#### CONSIGNES DE L'EXERCICE
1. D'après le texte source, quelle superficie couvre la zone industrielle de Hassi Abdellah à Ouargla ?
2. Recopiez à l'identique le passage du texte source qui va de "Des zones industrielles" jusqu'à "milliards de dinars.", ces derniers mots compris.

#### TEXTE SOURCE
========================
Apparemment, les difficultés dont se sont longtemps plaintes des dizaines
d'entreprises en matière de zones d'activités et de zones industrielles- manque
de viabilisation et de raccordements aux réseaux- sont appelées à s'estomper peu
à peu, vu l'ambitieux programme du gouvernement de réaliser des zones
industrielles aux normes internationales.
Des zones industrielles aux normes
internationales
En octobre dernier, lors de
l'adjudication des nouveaux sites devant recevoir les futures zones
industrielles, un groupe espagnol a obtenu, pour un montant de 7 milliards de
dinars, le marché de réalisation de la zone industrielle de Hassi Abdellah à
Ouargla, qui s'étend sur 500 hectares. Dans la même opération, un groupe
algéro-égyptien, avec un bureau d'études espagnol, a obtenu le marché de
réalisation de la zone industrielle de Aïn Oussara, dans la wilaya de Djelfa,
sur une superficie de 400 hectares, avec un montant de 4,6 milliards de dinars.
========================
#### ENREGISTREMENTS FOURNIS

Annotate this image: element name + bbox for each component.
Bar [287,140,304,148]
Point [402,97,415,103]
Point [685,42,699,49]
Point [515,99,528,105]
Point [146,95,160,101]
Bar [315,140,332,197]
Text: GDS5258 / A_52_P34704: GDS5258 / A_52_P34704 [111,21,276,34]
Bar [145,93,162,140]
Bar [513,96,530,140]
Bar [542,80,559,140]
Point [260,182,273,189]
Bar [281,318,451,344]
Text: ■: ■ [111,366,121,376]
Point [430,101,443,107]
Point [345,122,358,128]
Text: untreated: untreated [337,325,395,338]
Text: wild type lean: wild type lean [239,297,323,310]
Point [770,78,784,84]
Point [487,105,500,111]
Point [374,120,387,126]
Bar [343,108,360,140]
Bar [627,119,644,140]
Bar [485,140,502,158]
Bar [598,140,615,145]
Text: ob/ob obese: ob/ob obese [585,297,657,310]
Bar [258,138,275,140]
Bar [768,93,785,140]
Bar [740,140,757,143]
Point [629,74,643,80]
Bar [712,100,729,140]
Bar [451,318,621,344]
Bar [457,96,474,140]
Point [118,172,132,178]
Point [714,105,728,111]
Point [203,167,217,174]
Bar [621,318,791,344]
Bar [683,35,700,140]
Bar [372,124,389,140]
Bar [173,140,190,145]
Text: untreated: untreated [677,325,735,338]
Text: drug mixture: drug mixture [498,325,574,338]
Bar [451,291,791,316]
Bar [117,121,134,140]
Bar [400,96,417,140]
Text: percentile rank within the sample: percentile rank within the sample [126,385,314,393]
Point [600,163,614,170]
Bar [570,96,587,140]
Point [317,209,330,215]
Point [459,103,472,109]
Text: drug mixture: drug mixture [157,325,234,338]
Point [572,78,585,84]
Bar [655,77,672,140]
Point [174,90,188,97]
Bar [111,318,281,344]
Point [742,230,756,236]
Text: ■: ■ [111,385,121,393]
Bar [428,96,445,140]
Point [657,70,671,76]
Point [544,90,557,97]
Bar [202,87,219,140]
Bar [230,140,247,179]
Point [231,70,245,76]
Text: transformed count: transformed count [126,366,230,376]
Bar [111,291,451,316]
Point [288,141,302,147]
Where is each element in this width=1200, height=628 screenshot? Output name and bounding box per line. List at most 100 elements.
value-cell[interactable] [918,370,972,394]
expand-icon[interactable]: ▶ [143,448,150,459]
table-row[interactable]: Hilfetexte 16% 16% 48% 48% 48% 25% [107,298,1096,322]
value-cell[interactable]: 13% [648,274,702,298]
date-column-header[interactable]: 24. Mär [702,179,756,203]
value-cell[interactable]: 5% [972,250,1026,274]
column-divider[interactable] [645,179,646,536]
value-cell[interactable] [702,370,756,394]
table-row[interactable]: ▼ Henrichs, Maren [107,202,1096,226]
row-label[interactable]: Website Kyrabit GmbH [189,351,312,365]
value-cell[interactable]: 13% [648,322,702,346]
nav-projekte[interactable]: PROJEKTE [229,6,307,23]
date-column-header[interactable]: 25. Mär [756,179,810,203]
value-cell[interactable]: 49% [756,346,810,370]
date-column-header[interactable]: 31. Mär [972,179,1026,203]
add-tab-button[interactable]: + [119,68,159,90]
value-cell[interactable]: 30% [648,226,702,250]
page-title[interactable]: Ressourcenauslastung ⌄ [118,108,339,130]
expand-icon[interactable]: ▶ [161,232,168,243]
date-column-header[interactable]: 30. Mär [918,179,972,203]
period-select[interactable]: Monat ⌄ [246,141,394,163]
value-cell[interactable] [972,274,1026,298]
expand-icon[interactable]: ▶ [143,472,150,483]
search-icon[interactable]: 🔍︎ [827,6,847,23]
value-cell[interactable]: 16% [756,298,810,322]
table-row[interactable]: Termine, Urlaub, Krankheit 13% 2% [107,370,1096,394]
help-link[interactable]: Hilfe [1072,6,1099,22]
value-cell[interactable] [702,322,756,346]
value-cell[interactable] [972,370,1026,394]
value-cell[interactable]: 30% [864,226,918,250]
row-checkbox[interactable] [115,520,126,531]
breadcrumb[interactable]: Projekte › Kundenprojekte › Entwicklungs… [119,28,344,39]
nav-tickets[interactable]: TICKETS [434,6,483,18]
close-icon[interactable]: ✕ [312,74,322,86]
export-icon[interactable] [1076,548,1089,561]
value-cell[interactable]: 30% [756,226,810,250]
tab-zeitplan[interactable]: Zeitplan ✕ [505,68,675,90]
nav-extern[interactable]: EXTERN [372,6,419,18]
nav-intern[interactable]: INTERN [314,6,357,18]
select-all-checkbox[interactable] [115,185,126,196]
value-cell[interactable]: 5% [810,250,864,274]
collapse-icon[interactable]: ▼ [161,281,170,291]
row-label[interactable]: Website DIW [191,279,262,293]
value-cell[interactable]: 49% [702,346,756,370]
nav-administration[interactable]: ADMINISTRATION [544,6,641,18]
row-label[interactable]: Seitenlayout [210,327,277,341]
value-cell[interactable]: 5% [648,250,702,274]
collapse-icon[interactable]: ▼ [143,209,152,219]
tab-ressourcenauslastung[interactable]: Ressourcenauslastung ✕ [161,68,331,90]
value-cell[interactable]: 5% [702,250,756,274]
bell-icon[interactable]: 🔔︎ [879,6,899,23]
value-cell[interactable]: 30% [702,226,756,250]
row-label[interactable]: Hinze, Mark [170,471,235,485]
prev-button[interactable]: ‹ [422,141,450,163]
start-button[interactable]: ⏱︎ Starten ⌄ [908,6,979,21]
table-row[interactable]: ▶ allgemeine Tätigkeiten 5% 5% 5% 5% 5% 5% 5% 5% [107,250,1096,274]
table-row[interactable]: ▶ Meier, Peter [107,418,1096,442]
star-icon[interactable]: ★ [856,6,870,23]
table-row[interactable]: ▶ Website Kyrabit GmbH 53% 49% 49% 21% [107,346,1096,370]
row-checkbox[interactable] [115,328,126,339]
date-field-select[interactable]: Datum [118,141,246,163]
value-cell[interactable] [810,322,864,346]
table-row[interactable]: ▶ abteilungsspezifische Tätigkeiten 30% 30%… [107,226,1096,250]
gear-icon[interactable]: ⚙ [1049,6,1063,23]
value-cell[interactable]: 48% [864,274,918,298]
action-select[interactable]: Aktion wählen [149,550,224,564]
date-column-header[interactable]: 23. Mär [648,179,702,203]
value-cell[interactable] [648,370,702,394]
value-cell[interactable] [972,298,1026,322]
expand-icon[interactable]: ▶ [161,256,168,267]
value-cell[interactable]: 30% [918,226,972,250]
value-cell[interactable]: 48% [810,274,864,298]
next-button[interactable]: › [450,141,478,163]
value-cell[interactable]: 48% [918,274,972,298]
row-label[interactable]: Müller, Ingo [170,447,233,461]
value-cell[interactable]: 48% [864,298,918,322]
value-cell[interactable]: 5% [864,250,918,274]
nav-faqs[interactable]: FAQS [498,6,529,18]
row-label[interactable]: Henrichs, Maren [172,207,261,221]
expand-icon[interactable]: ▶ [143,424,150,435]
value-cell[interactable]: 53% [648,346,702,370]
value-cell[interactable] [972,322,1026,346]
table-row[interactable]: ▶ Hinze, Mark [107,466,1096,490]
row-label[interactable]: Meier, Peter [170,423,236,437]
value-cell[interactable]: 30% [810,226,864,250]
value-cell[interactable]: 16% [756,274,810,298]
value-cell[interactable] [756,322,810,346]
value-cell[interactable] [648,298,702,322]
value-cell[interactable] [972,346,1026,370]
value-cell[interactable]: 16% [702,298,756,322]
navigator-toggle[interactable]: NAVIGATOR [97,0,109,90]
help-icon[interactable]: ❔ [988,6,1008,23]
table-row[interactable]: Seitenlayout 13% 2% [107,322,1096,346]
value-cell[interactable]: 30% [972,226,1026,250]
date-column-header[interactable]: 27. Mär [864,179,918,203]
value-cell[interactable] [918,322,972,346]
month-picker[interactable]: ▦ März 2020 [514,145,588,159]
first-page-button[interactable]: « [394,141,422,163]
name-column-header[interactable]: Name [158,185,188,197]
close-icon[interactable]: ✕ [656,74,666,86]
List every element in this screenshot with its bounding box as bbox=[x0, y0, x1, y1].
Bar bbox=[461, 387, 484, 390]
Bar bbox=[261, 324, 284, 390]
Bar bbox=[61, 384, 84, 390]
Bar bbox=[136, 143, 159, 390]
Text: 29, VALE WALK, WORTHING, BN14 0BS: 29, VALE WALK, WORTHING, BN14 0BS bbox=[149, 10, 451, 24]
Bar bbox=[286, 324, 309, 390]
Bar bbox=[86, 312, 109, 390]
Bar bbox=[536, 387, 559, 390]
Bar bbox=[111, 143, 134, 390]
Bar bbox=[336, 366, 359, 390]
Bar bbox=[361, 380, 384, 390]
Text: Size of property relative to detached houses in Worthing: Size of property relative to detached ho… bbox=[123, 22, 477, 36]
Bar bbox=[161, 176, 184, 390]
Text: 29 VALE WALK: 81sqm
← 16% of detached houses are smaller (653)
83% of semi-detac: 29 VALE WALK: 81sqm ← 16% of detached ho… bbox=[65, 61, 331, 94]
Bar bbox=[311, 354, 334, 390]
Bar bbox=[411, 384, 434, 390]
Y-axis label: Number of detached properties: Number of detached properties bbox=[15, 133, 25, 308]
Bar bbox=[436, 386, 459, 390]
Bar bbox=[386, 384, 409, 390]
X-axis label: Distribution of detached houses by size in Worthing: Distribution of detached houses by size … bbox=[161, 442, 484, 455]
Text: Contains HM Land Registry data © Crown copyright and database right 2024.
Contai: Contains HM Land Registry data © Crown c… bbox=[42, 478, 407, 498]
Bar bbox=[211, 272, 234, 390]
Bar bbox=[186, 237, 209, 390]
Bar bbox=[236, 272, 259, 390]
========================
#### RÉPONSES
1. 500 hectares.

2.
Des zones industrielles aux normes
internationales
En octobre dernier, lors de
l'adjudication des nouveaux sites devant recevoir les futures zones
industrielles, un groupe espagnol a obtenu, pour un montant de 7 milliards de
dinars, le marché de réalisation de la zone industrielle de Hassi Abdellah à
Ouargla, qui s'étend sur 500 hectares. Dans la même opération, un groupe
algéro-égyptien, avec un bureau d'études espagnol, a obtenu le marché de
réalisation de la zone industrielle de Aïn Oussara, dans la wilaya de Djelfa,
sur une superficie de 400 hectares, avec un montant de 4,6 milliards de dinars.